● **WHAT IS EXPECTED**
Copy each line below in which the string "NUMBER" occurs.

● **DATA**

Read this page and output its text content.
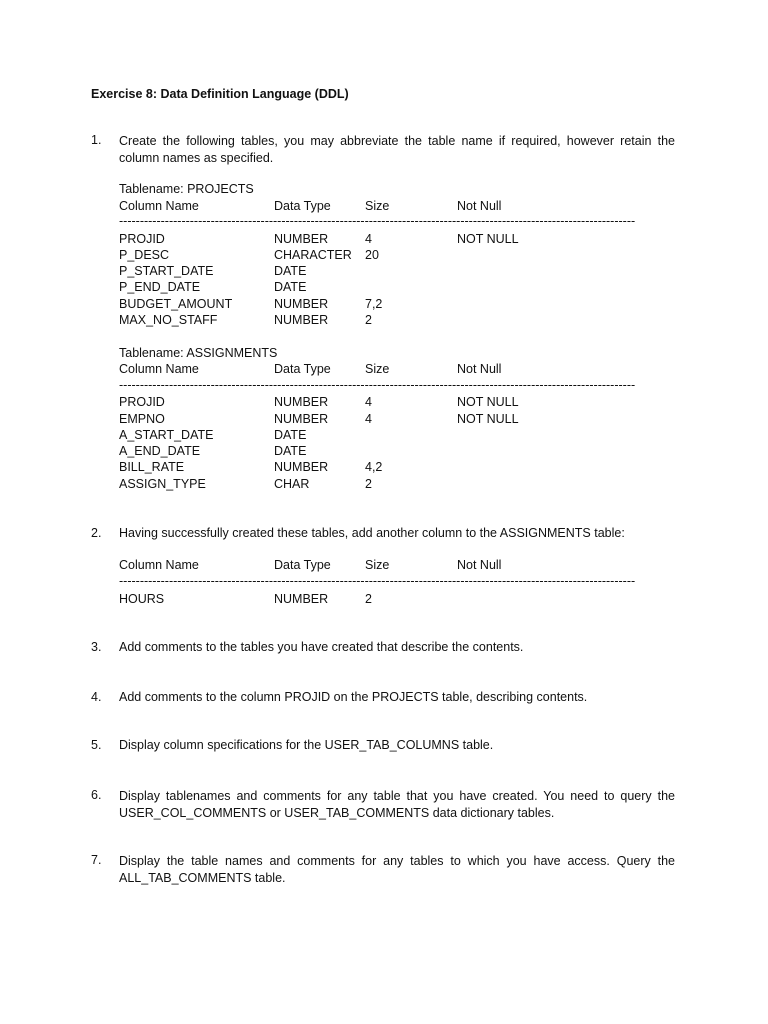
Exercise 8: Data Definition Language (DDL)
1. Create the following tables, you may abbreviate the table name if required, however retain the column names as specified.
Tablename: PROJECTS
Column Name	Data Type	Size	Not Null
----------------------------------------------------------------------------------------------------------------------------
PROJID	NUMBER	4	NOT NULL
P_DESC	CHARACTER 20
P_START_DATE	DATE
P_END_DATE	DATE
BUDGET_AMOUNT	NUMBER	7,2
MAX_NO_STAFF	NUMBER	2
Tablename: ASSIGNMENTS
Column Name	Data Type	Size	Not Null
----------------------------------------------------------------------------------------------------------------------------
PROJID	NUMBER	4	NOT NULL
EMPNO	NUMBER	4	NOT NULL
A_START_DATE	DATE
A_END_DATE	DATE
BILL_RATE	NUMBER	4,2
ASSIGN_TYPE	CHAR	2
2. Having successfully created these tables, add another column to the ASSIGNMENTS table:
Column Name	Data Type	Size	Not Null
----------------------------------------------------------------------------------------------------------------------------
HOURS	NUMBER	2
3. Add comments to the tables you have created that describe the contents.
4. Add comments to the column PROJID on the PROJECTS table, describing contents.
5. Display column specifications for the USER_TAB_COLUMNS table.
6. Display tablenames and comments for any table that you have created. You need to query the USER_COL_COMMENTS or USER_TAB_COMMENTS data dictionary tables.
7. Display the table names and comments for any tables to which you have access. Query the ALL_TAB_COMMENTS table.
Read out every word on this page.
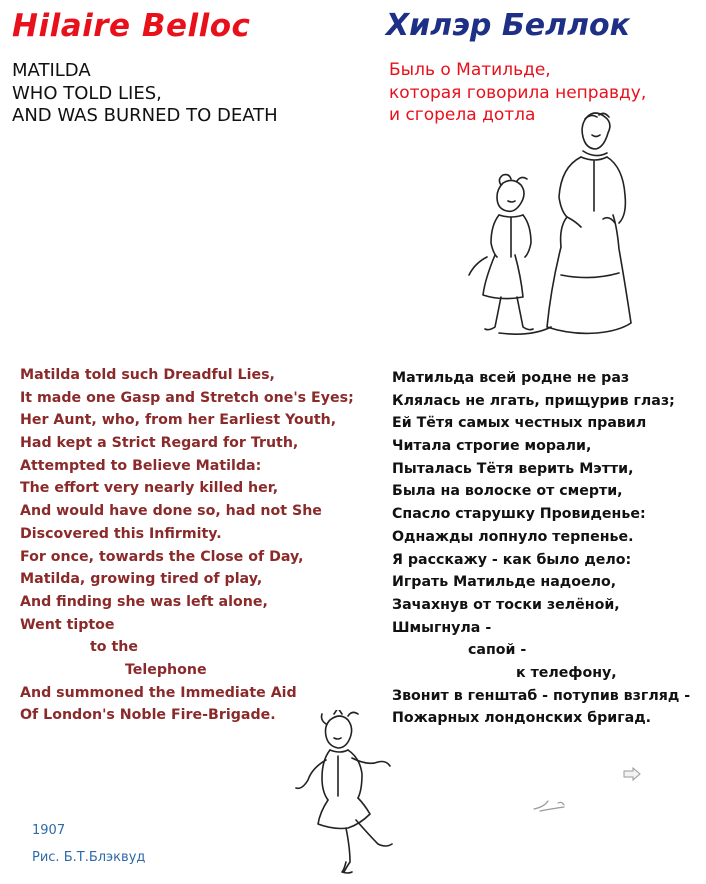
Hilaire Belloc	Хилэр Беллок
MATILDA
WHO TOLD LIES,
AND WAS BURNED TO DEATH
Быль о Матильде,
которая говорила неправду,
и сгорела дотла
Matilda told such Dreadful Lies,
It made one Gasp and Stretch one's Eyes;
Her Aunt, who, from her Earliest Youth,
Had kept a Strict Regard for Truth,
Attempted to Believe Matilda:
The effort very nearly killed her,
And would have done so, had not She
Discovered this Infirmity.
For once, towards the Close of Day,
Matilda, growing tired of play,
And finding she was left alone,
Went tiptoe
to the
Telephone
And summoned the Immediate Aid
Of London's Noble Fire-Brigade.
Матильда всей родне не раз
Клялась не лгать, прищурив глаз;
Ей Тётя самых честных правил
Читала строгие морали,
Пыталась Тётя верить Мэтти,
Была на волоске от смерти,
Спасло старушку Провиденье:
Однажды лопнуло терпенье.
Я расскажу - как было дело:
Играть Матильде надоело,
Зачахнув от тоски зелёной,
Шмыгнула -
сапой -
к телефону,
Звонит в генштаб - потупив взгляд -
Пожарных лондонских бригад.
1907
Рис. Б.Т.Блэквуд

● **SOLUTION TO THIS EXERCISE**
PROJID	NUMBER	4	NOT NULL
BUDGET_AMOUNT	NUMBER	7,2
MAX_NO_STAFF	NUMBER	2
PROJID	NUMBER	4	NOT NULL
EMPNO	NUMBER	4	NOT NULL
BILL_RATE	NUMBER	4,2
HOURS	NUMBER	2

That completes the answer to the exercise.